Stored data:
-- Begin --
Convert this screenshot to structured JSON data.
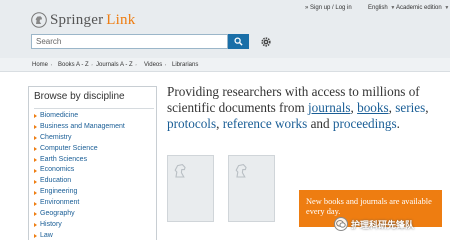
{
  "header": {
    "brand": "Springer",
    "brand_suffix": "Link",
    "signin": "Sign up / Log in",
    "language": "English",
    "edition": "Academic edition",
    "search_placeholder": "Search"
  },
  "nav": {
    "items": [
      "Home",
      "Books A - Z",
      "Journals A - Z",
      "Videos",
      "Librarians"
    ]
  },
  "sidebar": {
    "title": "Browse by discipline",
    "items": [
      "Biomedicine",
      "Business and Management",
      "Chemistry",
      "Computer Science",
      "Earth Sciences",
      "Economics",
      "Education",
      "Engineering",
      "Environment",
      "Geography",
      "History",
      "Law"
    ]
  },
  "tagline": {
    "intro": "Providing researchers with access to millions of scientific documents from",
    "journals": "journals",
    "books": "books",
    "series": "series",
    "protocols": "protocols",
    "reference_works": "reference works",
    "and": "and",
    "proceedings": "proceedings",
    "sep": ",",
    "end": "."
  },
  "promo": {
    "text": "New books and journals are available every day."
  },
  "watermark": {
    "text": "护理科研先锋队"
  },
  "colors": {
    "brand_orange": "#ee7d11",
    "link_blue": "#1a5e96",
    "search_button": "#1a6fa8",
    "header_bg": "#e8ecef"
  }
}
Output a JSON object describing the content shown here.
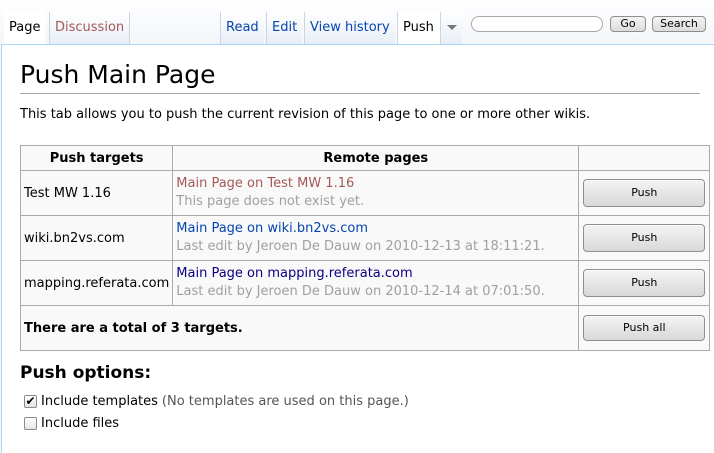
{
  "tabs": {
    "page": "Page",
    "discussion": "Discussion",
    "read": "Read",
    "edit": "Edit",
    "view_history": "View history",
    "push": "Push"
  },
  "search": {
    "value": "",
    "go_label": "Go",
    "search_label": "Search"
  },
  "page": {
    "title": "Push Main Page",
    "intro": "This tab allows you to push the current revision of this page to one or more other wikis."
  },
  "table": {
    "headers": [
      "Push targets",
      "Remote pages",
      ""
    ],
    "rows": [
      {
        "target": "Test MW 1.16",
        "link": "Main Page on Test MW 1.16",
        "note": "This page does not exist yet.",
        "button": "Push"
      },
      {
        "target": "wiki.bn2vs.com",
        "link": "Main Page on wiki.bn2vs.com",
        "note": "Last edit by Jeroen De Dauw on 2010-12-13 at 18:11:21.",
        "button": "Push"
      },
      {
        "target": "mapping.referata.com",
        "link": "Main Page on mapping.referata.com",
        "note": "Last edit by Jeroen De Dauw on 2010-12-14 at 07:01:50.",
        "button": "Push"
      }
    ],
    "total_text": "There are a total of 3 targets.",
    "push_all_label": "Push all"
  },
  "options": {
    "title": "Push options:",
    "include_templates": {
      "label": "Include templates",
      "note": "(No templates are used on this page.)",
      "checked": true
    },
    "include_files": {
      "label": "Include files",
      "checked": false
    }
  },
  "colors": {
    "link_blue": "#0645ad",
    "link_visited": "#0b0080",
    "link_new": "#a55858",
    "border_blue": "#a7d7f9"
  },
  "icons": {
    "tab_dropdown": "chevron-down-icon",
    "checkmark": "check-icon"
  }
}
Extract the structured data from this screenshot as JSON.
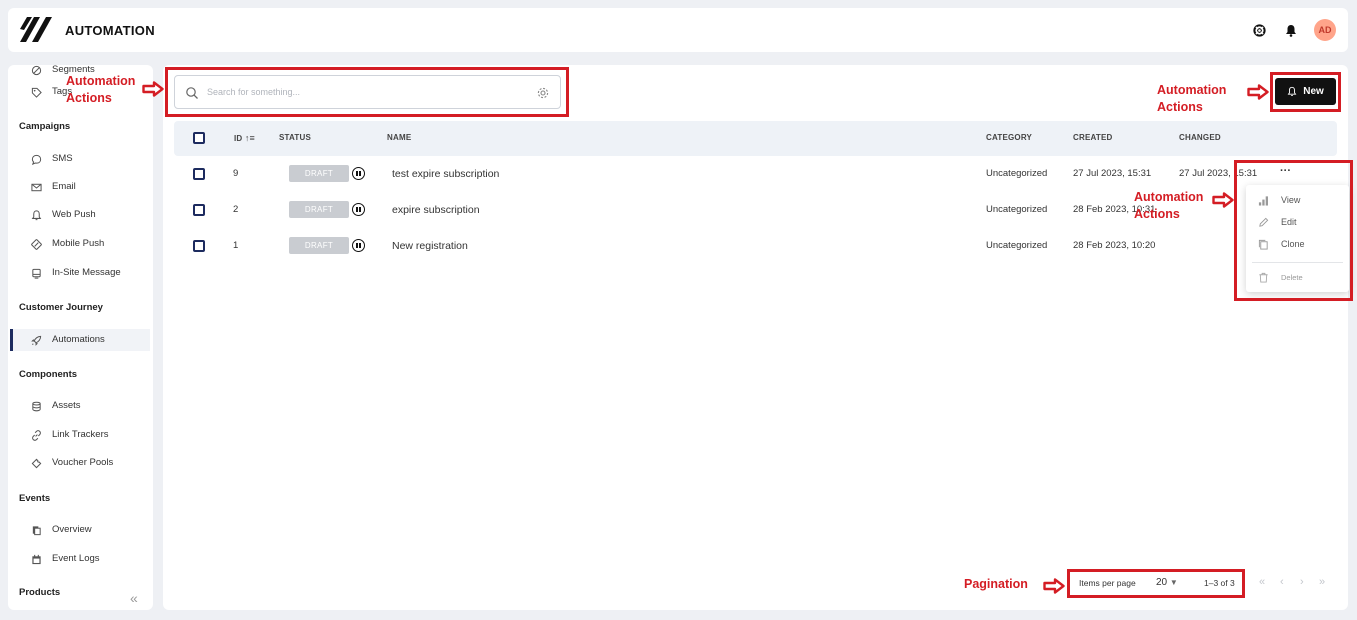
{
  "app": {
    "title": "AUTOMATION",
    "avatar_initials": "AD"
  },
  "sidebar": {
    "items_top": [
      {
        "label": "Segments",
        "icon": "segments-icon"
      },
      {
        "label": "Tags",
        "icon": "tag-icon"
      }
    ],
    "sections": [
      {
        "title": "Campaigns",
        "items": [
          {
            "label": "SMS",
            "icon": "chat-bubble-icon"
          },
          {
            "label": "Email",
            "icon": "envelope-icon"
          },
          {
            "label": "Web Push",
            "icon": "bell-icon"
          },
          {
            "label": "Mobile Push",
            "icon": "mobile-push-icon"
          },
          {
            "label": "In-Site Message",
            "icon": "monitor-icon"
          }
        ]
      },
      {
        "title": "Customer Journey",
        "items": [
          {
            "label": "Automations",
            "icon": "rocket-icon",
            "active": true
          }
        ]
      },
      {
        "title": "Components",
        "items": [
          {
            "label": "Assets",
            "icon": "database-icon"
          },
          {
            "label": "Link Trackers",
            "icon": "link-icon"
          },
          {
            "label": "Voucher Pools",
            "icon": "ticket-icon"
          }
        ]
      },
      {
        "title": "Events",
        "items": [
          {
            "label": "Overview",
            "icon": "overview-icon"
          },
          {
            "label": "Event Logs",
            "icon": "calendar-icon"
          }
        ]
      },
      {
        "title": "Products",
        "items": []
      }
    ],
    "collapse_glyph": "«"
  },
  "search": {
    "placeholder": "Search for something..."
  },
  "toolbar": {
    "new_label": "New"
  },
  "table": {
    "headers": {
      "id": "ID",
      "status": "STATUS",
      "name": "NAME",
      "category": "CATEGORY",
      "created": "CREATED",
      "changed": "CHANGED"
    },
    "rows": [
      {
        "id": "9",
        "status": "DRAFT",
        "name": "test expire subscription",
        "category": "Uncategorized",
        "created": "27 Jul 2023, 15:31",
        "changed": "27 Jul 2023, 15:31"
      },
      {
        "id": "2",
        "status": "DRAFT",
        "name": "expire subscription",
        "category": "Uncategorized",
        "created": "28 Feb 2023, 10:31",
        "changed": ""
      },
      {
        "id": "1",
        "status": "DRAFT",
        "name": "New registration",
        "category": "Uncategorized",
        "created": "28 Feb 2023, 10:20",
        "changed": ""
      }
    ],
    "row_menu_glyph": "···"
  },
  "row_menu": {
    "items": [
      {
        "label": "View",
        "icon": "bar-chart-icon"
      },
      {
        "label": "Edit",
        "icon": "pencil-icon"
      },
      {
        "label": "Clone",
        "icon": "copy-icon"
      },
      {
        "label": "Delete",
        "icon": "trash-icon"
      }
    ]
  },
  "pagination": {
    "items_per_page_label": "Items per page",
    "items_per_page": "20",
    "range": "1–3 of 3"
  },
  "annotations": {
    "search_label": "Automation\nActions",
    "new_label": "Automation\nActions",
    "menu_label": "Automation\nActions",
    "pagination_label": "Pagination",
    "color": "#d41d24"
  },
  "colors": {
    "accent": "#1d2b5f",
    "draft": "#c9ccd1",
    "avatar": "#ffa48a",
    "annotation": "#d41d24"
  }
}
-- End --
Your instructions: Extract all the entries word for word; omit any pictures.

Response to this task:
Convert this screenshot to structured JSON data.
{
  "header": {
    "brand": "Springer",
    "brand_suffix": "Link",
    "signin": "Sign up / Log in",
    "language": "English",
    "edition": "Academic edition",
    "search_placeholder": "Search"
  },
  "nav": {
    "items": [
      "Home",
      "Books A - Z",
      "Journals A - Z",
      "Videos",
      "Librarians"
    ]
  },
  "sidebar": {
    "title": "Browse by discipline",
    "items": [
      "Biomedicine",
      "Business and Management",
      "Chemistry",
      "Computer Science",
      "Earth Sciences",
      "Economics",
      "Education",
      "Engineering",
      "Environment",
      "Geography",
      "History",
      "Law"
    ]
  },
  "tagline": {
    "intro": "Providing researchers with access to millions of scientific documents from",
    "journals": "journals",
    "books": "books",
    "series": "series",
    "protocols": "protocols",
    "reference_works": "reference works",
    "and": "and",
    "proceedings": "proceedings",
    "sep": ",",
    "end": "."
  },
  "promo": {
    "text": "New books and journals are available every day."
  },
  "watermark": {
    "text": "护理科研先锋队"
  },
  "colors": {
    "brand_orange": "#ee7d11",
    "link_blue": "#1a5e96",
    "search_button": "#1a6fa8",
    "header_bg": "#e8ecef"
  }
}
Output a JSON object describing the content shown here.
{
  "tabs": {
    "page": "Page",
    "discussion": "Discussion",
    "read": "Read",
    "edit": "Edit",
    "view_history": "View history",
    "push": "Push"
  },
  "search": {
    "value": "",
    "go_label": "Go",
    "search_label": "Search"
  },
  "page": {
    "title": "Push Main Page",
    "intro": "This tab allows you to push the current revision of this page to one or more other wikis."
  },
  "table": {
    "headers": [
      "Push targets",
      "Remote pages",
      ""
    ],
    "rows": [
      {
        "target": "Test MW 1.16",
        "link": "Main Page on Test MW 1.16",
        "note": "This page does not exist yet.",
        "button": "Push"
      },
      {
        "target": "wiki.bn2vs.com",
        "link": "Main Page on wiki.bn2vs.com",
        "note": "Last edit by Jeroen De Dauw on 2010-12-13 at 18:11:21.",
        "button": "Push"
      },
      {
        "target": "mapping.referata.com",
        "link": "Main Page on mapping.referata.com",
        "note": "Last edit by Jeroen De Dauw on 2010-12-14 at 07:01:50.",
        "button": "Push"
      }
    ],
    "total_text": "There are a total of 3 targets.",
    "push_all_label": "Push all"
  },
  "options": {
    "title": "Push options:",
    "include_templates": {
      "label": "Include templates",
      "note": "(No templates are used on this page.)",
      "checked": true
    },
    "include_files": {
      "label": "Include files",
      "checked": false
    }
  },
  "colors": {
    "link_blue": "#0645ad",
    "link_visited": "#0b0080",
    "link_new": "#a55858",
    "border_blue": "#a7d7f9"
  },
  "icons": {
    "tab_dropdown": "chevron-down-icon",
    "checkmark": "check-icon"
  }
}
Extract the structured data from this screenshot as JSON.
{
  "app": {
    "title": "AUTOMATION",
    "avatar_initials": "AD"
  },
  "sidebar": {
    "items_top": [
      {
        "label": "Segments",
        "icon": "segments-icon"
      },
      {
        "label": "Tags",
        "icon": "tag-icon"
      }
    ],
    "sections": [
      {
        "title": "Campaigns",
        "items": [
          {
            "label": "SMS",
            "icon": "chat-bubble-icon"
          },
          {
            "label": "Email",
            "icon": "envelope-icon"
          },
          {
            "label": "Web Push",
            "icon": "bell-icon"
          },
          {
            "label": "Mobile Push",
            "icon": "mobile-push-icon"
          },
          {
            "label": "In-Site Message",
            "icon": "monitor-icon"
          }
        ]
      },
      {
        "title": "Customer Journey",
        "items": [
          {
            "label": "Automations",
            "icon": "rocket-icon",
            "active": true
          }
        ]
      },
      {
        "title": "Components",
        "items": [
          {
            "label": "Assets",
            "icon": "database-icon"
          },
          {
            "label": "Link Trackers",
            "icon": "link-icon"
          },
          {
            "label": "Voucher Pools",
            "icon": "ticket-icon"
          }
        ]
      },
      {
        "title": "Events",
        "items": [
          {
            "label": "Overview",
            "icon": "overview-icon"
          },
          {
            "label": "Event Logs",
            "icon": "calendar-icon"
          }
        ]
      },
      {
        "title": "Products",
        "items": []
      }
    ],
    "collapse_glyph": "«"
  },
  "search": {
    "placeholder": "Search for something..."
  },
  "toolbar": {
    "new_label": "New"
  },
  "table": {
    "headers": {
      "id": "ID",
      "status": "STATUS",
      "name": "NAME",
      "category": "CATEGORY",
      "created": "CREATED",
      "changed": "CHANGED"
    },
    "rows": [
      {
        "id": "9",
        "status": "DRAFT",
        "name": "test expire subscription",
        "category": "Uncategorized",
        "created": "27 Jul 2023, 15:31",
        "changed": "27 Jul 2023, 15:31"
      },
      {
        "id": "2",
        "status": "DRAFT",
        "name": "expire subscription",
        "category": "Uncategorized",
        "created": "28 Feb 2023, 10:31",
        "changed": ""
      },
      {
        "id": "1",
        "status": "DRAFT",
        "name": "New registration",
        "category": "Uncategorized",
        "created": "28 Feb 2023, 10:20",
        "changed": ""
      }
    ],
    "row_menu_glyph": "···"
  },
  "row_menu": {
    "items": [
      {
        "label": "View",
        "icon": "bar-chart-icon"
      },
      {
        "label": "Edit",
        "icon": "pencil-icon"
      },
      {
        "label": "Clone",
        "icon": "copy-icon"
      },
      {
        "label": "Delete",
        "icon": "trash-icon"
      }
    ]
  },
  "pagination": {
    "items_per_page_label": "Items per page",
    "items_per_page": "20",
    "range": "1–3 of 3"
  },
  "annotations": {
    "search_label": "Automation\nActions",
    "new_label": "Automation\nActions",
    "menu_label": "Automation\nActions",
    "pagination_label": "Pagination",
    "color": "#d41d24"
  },
  "colors": {
    "accent": "#1d2b5f",
    "draft": "#c9ccd1",
    "avatar": "#ffa48a",
    "annotation": "#d41d24"
  }
}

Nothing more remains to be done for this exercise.